(What the task requires) From the entries that follow, gather each line holding the word "Software".

====== Material for the task ======

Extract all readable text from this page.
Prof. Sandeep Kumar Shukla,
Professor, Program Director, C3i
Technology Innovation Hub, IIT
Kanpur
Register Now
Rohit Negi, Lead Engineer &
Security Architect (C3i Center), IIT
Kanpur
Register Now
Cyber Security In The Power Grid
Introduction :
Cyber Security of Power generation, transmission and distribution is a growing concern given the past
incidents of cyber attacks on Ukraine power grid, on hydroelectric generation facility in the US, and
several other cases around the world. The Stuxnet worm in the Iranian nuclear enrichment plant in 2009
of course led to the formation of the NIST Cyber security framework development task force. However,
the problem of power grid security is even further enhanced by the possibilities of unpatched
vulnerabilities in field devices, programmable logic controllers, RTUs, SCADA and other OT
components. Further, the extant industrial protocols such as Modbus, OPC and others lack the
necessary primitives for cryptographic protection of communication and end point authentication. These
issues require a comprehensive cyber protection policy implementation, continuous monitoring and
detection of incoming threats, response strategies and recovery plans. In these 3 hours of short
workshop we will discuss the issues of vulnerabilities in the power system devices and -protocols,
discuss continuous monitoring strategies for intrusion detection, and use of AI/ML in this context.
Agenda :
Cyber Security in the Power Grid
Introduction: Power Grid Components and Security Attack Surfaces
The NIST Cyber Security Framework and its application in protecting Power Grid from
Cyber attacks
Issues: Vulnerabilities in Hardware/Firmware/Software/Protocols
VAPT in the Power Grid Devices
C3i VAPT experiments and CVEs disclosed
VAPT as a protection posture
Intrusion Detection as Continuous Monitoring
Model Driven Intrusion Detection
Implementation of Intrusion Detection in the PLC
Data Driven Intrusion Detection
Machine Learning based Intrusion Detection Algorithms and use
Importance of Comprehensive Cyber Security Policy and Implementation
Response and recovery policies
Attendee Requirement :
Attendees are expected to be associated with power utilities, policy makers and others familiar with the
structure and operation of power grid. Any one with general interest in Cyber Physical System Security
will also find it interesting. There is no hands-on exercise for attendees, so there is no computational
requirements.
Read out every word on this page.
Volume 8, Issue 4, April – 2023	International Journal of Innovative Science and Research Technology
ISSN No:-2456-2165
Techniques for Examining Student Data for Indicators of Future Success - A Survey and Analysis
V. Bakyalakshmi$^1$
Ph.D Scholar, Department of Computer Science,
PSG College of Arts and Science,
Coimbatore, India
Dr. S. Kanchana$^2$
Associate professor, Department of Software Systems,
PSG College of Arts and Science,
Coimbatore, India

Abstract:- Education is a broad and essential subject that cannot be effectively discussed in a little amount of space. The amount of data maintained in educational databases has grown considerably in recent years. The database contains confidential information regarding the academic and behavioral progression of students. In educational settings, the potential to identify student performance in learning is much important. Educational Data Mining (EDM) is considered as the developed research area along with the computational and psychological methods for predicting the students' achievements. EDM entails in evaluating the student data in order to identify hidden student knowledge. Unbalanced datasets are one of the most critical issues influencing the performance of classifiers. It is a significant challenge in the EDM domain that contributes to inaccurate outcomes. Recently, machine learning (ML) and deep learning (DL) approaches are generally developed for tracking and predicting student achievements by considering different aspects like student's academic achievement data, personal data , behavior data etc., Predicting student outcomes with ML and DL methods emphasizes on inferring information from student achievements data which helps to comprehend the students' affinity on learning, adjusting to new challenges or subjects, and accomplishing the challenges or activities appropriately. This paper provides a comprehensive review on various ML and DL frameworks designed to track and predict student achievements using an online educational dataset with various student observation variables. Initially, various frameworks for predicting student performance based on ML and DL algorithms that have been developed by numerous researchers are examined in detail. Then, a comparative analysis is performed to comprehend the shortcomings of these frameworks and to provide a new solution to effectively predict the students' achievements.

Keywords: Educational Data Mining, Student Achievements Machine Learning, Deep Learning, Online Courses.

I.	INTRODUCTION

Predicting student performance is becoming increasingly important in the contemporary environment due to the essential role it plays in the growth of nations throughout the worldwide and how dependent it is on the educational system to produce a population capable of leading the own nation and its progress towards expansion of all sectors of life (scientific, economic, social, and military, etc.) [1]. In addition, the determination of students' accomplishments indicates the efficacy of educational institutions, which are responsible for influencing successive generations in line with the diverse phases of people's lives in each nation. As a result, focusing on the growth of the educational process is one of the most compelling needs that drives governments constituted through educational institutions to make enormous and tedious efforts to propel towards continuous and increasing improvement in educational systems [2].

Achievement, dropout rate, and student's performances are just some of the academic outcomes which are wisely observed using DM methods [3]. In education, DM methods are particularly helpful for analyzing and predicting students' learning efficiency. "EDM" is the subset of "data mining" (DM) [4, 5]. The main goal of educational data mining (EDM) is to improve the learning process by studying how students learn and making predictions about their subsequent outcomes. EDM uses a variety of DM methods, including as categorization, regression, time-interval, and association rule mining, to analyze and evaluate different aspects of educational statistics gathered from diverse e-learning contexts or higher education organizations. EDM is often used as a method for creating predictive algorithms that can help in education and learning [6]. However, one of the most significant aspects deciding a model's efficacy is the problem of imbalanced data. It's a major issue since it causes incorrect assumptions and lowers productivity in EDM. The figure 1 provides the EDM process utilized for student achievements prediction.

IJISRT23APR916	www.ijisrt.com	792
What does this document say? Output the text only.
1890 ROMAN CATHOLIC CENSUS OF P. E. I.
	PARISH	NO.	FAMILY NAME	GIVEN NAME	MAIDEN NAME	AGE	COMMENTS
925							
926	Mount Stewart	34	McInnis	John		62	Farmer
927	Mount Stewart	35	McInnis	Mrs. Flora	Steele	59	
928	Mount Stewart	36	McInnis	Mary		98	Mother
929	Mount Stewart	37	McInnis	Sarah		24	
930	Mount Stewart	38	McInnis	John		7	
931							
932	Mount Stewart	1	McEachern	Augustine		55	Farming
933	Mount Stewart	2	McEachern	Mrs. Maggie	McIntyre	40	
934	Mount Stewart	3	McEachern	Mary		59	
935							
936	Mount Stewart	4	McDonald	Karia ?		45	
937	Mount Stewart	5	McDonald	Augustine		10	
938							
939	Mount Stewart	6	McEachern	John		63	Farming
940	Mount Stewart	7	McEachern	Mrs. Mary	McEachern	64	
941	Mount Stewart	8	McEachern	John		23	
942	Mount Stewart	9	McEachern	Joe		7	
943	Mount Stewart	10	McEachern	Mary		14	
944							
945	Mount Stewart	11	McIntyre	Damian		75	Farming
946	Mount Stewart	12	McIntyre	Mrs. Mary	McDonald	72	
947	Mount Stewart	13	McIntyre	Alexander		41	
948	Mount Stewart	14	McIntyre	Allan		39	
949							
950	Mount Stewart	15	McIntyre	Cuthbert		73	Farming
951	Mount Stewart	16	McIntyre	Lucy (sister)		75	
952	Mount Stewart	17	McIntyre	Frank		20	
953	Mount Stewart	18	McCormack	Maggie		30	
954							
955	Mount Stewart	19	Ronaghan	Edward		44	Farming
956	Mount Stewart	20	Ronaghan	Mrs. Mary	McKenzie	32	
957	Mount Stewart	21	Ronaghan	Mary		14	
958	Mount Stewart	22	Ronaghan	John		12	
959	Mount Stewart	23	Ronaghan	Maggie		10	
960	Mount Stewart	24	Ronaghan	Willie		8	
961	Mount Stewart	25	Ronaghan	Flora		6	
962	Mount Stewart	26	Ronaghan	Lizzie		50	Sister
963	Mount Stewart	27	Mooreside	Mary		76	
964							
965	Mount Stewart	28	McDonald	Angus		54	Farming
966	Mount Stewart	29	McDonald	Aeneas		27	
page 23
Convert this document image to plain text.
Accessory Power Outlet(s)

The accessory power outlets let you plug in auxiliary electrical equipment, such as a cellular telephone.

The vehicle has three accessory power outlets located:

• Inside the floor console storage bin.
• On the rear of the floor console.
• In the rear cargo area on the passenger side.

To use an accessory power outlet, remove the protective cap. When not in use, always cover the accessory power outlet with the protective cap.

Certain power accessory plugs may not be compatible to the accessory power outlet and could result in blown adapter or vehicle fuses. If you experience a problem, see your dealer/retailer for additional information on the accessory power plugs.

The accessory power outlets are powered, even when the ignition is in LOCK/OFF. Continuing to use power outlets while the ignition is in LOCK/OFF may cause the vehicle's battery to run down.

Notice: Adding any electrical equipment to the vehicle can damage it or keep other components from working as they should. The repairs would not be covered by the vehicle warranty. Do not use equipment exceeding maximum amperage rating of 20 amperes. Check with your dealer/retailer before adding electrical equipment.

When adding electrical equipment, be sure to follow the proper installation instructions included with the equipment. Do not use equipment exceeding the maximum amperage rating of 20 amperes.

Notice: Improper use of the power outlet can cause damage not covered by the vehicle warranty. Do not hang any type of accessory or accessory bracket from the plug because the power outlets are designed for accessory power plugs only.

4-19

======

(Result below)
Issues: Vulnerabilities in Hardware/Firmware/Software/Protocols
Associate professor, Department of Software Systems,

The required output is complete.